— start of THE RECORDS —

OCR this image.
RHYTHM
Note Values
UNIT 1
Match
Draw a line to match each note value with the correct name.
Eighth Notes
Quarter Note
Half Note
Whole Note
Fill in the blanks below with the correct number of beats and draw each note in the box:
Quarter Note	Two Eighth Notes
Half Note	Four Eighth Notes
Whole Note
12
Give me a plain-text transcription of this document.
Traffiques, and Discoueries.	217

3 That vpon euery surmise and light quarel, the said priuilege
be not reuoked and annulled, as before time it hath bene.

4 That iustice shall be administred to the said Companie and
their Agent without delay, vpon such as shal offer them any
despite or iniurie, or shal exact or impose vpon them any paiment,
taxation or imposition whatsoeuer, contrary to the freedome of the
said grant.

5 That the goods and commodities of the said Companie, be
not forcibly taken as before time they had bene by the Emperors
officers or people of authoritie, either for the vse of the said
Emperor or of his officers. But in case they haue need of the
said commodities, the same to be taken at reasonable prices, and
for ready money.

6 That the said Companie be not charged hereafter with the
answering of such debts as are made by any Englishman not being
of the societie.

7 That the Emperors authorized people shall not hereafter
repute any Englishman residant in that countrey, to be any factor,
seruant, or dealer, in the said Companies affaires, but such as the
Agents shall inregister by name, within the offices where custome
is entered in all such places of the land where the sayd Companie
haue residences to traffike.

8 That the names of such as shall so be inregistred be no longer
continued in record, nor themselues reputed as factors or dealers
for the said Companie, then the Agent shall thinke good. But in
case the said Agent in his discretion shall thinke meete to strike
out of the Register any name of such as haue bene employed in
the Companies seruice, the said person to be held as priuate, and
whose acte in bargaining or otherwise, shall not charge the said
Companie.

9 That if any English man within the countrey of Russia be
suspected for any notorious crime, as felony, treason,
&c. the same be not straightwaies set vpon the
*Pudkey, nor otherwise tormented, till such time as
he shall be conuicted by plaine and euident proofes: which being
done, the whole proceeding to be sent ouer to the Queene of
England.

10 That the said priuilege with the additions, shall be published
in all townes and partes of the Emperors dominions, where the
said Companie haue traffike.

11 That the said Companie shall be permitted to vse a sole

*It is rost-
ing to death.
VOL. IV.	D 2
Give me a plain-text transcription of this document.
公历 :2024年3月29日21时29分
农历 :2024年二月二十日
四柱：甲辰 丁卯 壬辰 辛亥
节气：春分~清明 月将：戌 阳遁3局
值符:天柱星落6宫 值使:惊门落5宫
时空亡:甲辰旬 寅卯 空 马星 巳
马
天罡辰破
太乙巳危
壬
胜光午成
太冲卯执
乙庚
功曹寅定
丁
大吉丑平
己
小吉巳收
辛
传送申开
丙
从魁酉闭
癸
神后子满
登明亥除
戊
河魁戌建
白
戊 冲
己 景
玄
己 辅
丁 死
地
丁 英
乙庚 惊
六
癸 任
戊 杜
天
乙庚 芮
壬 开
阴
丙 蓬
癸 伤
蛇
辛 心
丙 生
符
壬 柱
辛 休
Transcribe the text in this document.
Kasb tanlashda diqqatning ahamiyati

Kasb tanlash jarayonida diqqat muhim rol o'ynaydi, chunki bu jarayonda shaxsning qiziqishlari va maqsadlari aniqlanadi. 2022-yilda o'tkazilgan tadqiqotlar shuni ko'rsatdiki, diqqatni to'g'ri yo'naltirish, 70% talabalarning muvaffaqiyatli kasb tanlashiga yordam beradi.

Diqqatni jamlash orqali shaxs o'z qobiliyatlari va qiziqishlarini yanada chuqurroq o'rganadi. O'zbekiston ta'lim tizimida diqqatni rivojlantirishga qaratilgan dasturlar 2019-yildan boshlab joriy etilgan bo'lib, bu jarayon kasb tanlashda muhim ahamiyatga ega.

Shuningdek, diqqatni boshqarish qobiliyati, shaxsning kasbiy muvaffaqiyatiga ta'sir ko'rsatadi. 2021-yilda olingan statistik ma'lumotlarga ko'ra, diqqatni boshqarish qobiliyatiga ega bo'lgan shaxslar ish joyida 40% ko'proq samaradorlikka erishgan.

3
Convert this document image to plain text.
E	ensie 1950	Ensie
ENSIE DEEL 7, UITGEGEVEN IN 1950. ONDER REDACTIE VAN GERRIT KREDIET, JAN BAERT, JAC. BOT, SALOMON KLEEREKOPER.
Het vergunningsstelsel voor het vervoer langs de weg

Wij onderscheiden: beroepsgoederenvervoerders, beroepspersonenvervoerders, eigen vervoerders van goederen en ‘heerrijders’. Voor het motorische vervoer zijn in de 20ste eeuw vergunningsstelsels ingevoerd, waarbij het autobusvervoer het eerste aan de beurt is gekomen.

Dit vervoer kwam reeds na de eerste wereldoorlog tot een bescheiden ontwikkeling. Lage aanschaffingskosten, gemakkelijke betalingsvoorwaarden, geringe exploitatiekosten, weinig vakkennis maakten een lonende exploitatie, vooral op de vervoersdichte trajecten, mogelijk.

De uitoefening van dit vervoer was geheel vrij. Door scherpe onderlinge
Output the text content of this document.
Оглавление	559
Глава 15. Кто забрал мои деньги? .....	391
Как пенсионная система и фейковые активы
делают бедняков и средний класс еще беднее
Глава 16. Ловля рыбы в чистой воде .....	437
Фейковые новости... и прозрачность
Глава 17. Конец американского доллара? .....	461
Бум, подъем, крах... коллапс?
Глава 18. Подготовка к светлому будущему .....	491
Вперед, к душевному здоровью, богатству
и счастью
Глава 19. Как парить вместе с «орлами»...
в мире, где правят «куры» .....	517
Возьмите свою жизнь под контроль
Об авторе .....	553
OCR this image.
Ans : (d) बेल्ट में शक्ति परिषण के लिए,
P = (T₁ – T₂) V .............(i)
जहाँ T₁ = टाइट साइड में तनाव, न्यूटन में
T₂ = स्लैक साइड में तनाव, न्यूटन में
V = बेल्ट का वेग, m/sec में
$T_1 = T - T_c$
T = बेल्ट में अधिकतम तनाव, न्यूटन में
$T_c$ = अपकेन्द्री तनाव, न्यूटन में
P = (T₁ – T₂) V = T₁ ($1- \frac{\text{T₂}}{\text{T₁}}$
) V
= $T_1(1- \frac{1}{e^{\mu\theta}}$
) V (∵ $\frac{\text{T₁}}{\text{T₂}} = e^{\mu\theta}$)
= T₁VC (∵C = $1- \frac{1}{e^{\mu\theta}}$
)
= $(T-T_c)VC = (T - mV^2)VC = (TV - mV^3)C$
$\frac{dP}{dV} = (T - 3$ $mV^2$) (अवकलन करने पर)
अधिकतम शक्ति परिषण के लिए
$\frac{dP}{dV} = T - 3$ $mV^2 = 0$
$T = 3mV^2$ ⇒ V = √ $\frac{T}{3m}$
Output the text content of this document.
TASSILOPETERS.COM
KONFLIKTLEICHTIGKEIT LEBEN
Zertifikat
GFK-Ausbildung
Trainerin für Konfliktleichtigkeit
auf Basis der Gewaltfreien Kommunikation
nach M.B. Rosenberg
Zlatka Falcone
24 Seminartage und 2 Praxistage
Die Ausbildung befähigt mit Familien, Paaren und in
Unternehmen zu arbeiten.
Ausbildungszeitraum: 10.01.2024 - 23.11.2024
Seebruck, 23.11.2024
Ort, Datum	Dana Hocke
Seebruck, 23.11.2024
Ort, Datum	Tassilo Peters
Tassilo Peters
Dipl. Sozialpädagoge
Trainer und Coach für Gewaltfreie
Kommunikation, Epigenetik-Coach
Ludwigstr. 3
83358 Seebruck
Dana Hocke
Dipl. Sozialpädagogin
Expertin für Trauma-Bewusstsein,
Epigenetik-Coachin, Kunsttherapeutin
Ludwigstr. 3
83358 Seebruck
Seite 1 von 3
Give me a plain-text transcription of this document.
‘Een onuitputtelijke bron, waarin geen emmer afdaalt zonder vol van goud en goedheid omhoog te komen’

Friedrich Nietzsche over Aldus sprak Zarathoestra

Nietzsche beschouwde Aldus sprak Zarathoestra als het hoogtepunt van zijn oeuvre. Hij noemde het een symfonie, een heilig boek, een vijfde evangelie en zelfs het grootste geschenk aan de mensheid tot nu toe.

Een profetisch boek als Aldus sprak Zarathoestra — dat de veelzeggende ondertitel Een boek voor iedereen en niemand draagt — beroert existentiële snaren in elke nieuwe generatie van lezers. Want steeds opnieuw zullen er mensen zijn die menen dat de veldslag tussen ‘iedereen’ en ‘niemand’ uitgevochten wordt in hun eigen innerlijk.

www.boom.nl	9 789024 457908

— end of THE RECORDS —

**SET PROBLEM**
Report how many lines of the records above contain the word "shall", giving only the number.

**SOLVED PROBLEM**
10